Copy each line below that contains "content".

⟨

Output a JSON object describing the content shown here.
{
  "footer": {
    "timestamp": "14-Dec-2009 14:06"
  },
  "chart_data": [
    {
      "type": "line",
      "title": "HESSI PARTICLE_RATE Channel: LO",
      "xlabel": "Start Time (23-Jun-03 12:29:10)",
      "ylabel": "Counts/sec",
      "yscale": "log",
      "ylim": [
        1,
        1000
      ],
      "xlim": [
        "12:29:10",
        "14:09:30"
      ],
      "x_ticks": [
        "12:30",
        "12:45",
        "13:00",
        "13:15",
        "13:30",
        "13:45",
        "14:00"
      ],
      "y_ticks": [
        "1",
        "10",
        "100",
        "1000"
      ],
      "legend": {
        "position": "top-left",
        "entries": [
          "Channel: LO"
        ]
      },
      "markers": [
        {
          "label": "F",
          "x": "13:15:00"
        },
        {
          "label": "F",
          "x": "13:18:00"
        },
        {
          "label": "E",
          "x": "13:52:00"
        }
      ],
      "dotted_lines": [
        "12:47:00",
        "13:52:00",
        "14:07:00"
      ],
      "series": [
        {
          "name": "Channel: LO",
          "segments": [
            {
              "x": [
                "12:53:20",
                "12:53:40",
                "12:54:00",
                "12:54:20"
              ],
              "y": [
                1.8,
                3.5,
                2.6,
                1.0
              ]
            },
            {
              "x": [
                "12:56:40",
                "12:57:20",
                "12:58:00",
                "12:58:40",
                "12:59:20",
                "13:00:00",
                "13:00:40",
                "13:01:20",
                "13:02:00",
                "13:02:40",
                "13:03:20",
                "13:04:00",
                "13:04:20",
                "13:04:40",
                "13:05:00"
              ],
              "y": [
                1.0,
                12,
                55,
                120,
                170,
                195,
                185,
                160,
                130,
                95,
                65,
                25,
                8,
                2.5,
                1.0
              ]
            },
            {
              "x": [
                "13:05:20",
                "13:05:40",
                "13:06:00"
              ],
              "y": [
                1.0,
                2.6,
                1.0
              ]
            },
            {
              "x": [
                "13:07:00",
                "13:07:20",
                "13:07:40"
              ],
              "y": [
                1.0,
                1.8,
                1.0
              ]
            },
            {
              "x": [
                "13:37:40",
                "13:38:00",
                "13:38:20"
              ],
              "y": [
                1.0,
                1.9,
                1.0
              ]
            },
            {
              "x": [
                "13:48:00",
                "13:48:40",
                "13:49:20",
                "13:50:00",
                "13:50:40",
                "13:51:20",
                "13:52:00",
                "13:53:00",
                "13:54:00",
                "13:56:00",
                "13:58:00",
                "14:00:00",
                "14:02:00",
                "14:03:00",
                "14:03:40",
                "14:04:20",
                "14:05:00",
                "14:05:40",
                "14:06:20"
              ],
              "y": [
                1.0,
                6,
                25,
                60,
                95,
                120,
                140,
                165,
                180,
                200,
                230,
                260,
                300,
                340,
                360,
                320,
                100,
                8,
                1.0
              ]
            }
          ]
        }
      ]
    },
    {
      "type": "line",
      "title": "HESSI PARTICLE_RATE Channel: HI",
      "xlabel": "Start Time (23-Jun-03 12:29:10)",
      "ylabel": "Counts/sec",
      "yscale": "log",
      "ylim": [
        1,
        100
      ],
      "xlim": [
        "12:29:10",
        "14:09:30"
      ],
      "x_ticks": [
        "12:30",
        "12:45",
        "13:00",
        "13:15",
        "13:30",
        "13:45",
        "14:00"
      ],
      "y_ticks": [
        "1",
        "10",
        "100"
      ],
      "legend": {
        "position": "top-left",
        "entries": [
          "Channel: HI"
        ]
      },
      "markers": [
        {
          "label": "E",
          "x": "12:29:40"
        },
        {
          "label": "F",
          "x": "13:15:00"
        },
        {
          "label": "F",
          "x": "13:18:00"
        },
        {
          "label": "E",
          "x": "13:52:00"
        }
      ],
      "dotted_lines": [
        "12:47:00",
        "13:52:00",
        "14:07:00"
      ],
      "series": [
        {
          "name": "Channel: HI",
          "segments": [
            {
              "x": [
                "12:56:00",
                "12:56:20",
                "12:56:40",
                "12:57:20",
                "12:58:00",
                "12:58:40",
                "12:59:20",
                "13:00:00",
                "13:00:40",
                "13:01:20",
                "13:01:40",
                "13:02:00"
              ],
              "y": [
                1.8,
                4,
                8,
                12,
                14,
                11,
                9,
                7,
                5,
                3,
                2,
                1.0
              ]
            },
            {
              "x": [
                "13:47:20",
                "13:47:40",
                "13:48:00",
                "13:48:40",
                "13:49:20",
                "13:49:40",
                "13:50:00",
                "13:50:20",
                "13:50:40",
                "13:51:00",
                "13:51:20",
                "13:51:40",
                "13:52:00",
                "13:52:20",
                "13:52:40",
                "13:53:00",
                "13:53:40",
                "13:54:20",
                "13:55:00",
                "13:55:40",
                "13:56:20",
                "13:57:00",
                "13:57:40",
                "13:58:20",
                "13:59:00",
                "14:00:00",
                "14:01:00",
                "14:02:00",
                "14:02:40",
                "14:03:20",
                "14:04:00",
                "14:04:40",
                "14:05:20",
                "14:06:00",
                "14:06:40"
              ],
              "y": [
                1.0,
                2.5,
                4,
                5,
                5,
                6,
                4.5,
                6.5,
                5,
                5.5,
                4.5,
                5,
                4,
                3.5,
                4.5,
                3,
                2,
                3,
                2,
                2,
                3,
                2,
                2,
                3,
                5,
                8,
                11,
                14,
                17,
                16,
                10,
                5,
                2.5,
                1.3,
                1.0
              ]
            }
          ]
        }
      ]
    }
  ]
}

⟩
⟨

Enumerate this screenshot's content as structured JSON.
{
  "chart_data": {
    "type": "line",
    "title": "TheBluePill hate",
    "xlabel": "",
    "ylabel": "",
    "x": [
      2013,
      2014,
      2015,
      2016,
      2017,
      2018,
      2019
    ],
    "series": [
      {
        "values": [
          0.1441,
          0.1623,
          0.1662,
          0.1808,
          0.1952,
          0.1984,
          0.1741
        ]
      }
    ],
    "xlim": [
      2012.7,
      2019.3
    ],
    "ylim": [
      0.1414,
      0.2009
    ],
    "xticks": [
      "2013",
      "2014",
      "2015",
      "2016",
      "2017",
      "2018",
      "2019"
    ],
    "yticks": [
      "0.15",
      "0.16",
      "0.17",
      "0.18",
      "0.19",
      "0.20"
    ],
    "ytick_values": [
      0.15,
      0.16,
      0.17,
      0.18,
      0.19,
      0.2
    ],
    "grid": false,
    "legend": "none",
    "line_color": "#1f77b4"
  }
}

⟩

**Written solution**:
Output a JSON object describing the content shown here.
Enumerate this screenshot's content as structured JSON.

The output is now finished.